__DATA SHOWN__.

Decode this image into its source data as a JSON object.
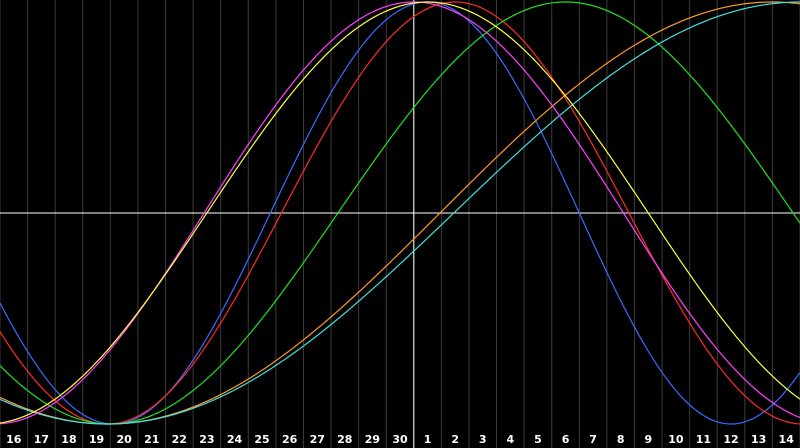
{
  "chart_data": {
    "type": "line",
    "title": "",
    "xlabel": "",
    "ylabel": "",
    "grid": true,
    "x_ticks": [
      "16",
      "17",
      "18",
      "19",
      "20",
      "21",
      "22",
      "23",
      "24",
      "25",
      "26",
      "27",
      "28",
      "29",
      "30",
      "1",
      "2",
      "3",
      "4",
      "5",
      "6",
      "7",
      "8",
      "9",
      "10",
      "11",
      "12",
      "13",
      "14"
    ],
    "xlim": [
      15.5,
      44.5
    ],
    "ylim": [
      0,
      1
    ],
    "vertical_marker": 30,
    "horizontal_marker": 0.5,
    "series": [
      {
        "color": "#3a6bff",
        "trough_x": 19.6,
        "peak_x": 31.0,
        "next_trough_x": 42.0,
        "x": [
          19.6,
          22,
          25,
          28,
          31,
          33,
          35,
          38,
          40,
          42,
          44.5
        ],
        "y": [
          0.0,
          0.1,
          0.5,
          0.9,
          1.0,
          0.9,
          0.6,
          0.25,
          0.1,
          0.0,
          0.1
        ]
      },
      {
        "color": "#ff2a2a",
        "trough_x": 19.4,
        "peak_x": 32.0,
        "next_trough_x": 44.6,
        "x": [
          19.4,
          22,
          25,
          28,
          32,
          35,
          38,
          40,
          42,
          44.5
        ],
        "y": [
          0.0,
          0.05,
          0.25,
          0.65,
          1.0,
          0.85,
          0.55,
          0.35,
          0.18,
          0.0
        ]
      },
      {
        "color": "#22e022",
        "trough_x": 19.5,
        "peak_x": 36.0,
        "next_trough_x": 52.5,
        "x": [
          19.5,
          22,
          25,
          28,
          31,
          33,
          36,
          38,
          40,
          42,
          44.5
        ],
        "y": [
          0.0,
          0.05,
          0.22,
          0.53,
          0.8,
          0.93,
          1.0,
          0.96,
          0.8,
          0.6,
          0.48
        ]
      },
      {
        "color": "#ff9a2a",
        "trough_x": 19.4,
        "peak_x": 43.5,
        "next_trough_x": 67.6,
        "x": [
          19.4,
          22,
          25,
          28,
          31,
          34,
          37,
          40,
          43.5,
          44.5
        ],
        "y": [
          0.0,
          0.04,
          0.14,
          0.3,
          0.5,
          0.7,
          0.86,
          0.96,
          1.0,
          1.0
        ]
      },
      {
        "color": "#40e0e0",
        "trough_x": 19.4,
        "peak_x": 44.5,
        "next_trough_x": 69.6,
        "x": [
          19.4,
          22,
          25,
          28,
          31,
          34,
          37,
          40,
          42,
          44.5
        ],
        "y": [
          0.0,
          0.03,
          0.12,
          0.27,
          0.45,
          0.63,
          0.8,
          0.92,
          0.97,
          0.99
        ]
      },
      {
        "color": "#ff40ff",
        "trough_x": 15.3,
        "peak_x": 30.5,
        "next_trough_x": 45.7,
        "x": [
          16,
          18,
          21,
          24,
          27,
          30.5,
          33,
          36,
          39,
          42,
          44.5
        ],
        "y": [
          0.02,
          0.18,
          0.5,
          0.82,
          0.97,
          1.0,
          0.92,
          0.72,
          0.45,
          0.2,
          0.05
        ]
      },
      {
        "color": "#ffff40",
        "trough_x": 15.0,
        "peak_x": 31.0,
        "next_trough_x": 47.0,
        "x": [
          16,
          18,
          21,
          24,
          27,
          31,
          34,
          37,
          40,
          43,
          44.5
        ],
        "y": [
          0.04,
          0.2,
          0.5,
          0.78,
          0.94,
          1.0,
          0.93,
          0.76,
          0.5,
          0.25,
          0.13
        ]
      }
    ]
  }
}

__TASK INSTRUCTIONS__. Track down every line of the material containing the string "color", and copy it.

__TASK SOLUTION__.
        "color": "#3a6bff",
        "color": "#ff2a2a",
        "color": "#22e022",
        "color": "#ff9a2a",
        "color": "#40e0e0",
        "color": "#ff40ff",
        "color": "#ffff40",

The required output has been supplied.